### TASK DATA

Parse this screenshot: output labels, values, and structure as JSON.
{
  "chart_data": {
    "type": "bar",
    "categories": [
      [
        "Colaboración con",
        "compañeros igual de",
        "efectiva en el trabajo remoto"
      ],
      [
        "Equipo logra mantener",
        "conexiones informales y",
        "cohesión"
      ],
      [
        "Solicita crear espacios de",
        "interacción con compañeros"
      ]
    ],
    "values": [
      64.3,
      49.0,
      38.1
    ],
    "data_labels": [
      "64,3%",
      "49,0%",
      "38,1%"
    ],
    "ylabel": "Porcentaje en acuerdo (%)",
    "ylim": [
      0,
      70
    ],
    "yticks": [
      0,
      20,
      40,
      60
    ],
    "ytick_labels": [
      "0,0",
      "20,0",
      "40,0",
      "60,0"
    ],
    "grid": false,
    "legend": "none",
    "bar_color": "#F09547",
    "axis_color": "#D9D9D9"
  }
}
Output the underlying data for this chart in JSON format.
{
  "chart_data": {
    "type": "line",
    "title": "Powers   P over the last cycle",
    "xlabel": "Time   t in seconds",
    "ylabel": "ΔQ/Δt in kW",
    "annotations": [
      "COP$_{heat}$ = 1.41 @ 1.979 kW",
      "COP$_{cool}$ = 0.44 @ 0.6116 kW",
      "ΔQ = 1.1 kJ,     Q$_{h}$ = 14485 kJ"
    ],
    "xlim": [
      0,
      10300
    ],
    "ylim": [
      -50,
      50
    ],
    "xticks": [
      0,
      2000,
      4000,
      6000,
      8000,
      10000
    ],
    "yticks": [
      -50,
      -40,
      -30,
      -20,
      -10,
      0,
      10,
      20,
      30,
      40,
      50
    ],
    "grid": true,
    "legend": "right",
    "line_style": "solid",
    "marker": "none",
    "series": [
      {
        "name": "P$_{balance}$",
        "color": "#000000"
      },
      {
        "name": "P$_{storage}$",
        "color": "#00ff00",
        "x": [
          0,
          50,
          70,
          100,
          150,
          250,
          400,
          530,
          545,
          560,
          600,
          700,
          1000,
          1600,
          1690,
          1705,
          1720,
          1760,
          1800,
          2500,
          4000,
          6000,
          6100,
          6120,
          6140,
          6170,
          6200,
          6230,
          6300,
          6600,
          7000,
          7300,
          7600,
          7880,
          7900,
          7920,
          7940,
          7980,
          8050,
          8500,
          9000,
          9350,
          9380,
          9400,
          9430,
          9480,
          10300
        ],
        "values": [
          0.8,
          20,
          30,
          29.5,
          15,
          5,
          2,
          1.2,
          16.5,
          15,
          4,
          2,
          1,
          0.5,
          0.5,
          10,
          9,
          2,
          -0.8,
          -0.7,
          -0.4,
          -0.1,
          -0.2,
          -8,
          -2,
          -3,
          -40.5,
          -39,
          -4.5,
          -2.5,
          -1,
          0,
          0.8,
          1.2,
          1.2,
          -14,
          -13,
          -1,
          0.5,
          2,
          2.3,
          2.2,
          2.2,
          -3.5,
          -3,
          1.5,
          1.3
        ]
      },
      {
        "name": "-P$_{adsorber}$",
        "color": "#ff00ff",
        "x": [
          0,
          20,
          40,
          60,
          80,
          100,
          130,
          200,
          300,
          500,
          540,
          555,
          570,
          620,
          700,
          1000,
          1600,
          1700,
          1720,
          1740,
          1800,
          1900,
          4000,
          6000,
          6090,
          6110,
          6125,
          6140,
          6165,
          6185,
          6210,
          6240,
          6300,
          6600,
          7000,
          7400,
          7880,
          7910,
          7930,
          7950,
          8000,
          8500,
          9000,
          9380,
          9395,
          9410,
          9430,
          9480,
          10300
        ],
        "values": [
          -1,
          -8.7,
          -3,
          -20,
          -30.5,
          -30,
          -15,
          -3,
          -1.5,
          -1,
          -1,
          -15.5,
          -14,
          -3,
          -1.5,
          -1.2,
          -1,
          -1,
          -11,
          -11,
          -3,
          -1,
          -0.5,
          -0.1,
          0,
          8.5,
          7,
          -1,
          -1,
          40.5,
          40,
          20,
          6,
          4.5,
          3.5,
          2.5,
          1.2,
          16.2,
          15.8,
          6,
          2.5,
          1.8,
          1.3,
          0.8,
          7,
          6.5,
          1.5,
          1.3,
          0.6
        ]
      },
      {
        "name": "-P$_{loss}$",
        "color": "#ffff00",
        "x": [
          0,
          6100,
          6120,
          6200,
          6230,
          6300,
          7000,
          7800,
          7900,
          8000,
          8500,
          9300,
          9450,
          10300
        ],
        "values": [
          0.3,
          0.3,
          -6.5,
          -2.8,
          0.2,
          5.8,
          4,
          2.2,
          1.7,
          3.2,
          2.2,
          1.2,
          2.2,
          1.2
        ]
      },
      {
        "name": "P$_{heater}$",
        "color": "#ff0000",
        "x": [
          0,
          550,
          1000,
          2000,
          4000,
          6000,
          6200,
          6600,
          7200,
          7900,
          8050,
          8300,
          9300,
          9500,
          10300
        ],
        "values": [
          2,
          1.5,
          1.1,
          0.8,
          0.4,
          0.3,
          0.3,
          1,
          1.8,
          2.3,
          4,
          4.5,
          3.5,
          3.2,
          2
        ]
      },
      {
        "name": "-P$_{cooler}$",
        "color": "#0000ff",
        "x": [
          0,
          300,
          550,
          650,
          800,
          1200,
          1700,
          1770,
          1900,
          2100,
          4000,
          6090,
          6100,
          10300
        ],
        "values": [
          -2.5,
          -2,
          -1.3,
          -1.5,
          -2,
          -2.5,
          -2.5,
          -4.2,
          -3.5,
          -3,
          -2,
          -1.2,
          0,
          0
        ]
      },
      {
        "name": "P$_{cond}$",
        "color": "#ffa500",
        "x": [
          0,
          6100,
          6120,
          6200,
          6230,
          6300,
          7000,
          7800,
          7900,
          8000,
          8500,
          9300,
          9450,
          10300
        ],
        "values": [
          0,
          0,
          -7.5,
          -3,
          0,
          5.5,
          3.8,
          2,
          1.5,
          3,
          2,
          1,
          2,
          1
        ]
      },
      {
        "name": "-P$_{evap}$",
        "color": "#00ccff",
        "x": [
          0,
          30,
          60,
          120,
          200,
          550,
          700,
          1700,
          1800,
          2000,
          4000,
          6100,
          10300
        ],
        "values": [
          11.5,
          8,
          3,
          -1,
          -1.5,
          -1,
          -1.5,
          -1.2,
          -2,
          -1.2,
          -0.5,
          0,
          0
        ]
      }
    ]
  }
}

### SHORT EXERCISE
List all lines from the entries that include the word "ylabel".

### ANSWER
    "ylabel": "Porcentaje en acuerdo (%)",
    "ylabel": "ΔQ/Δt in kW",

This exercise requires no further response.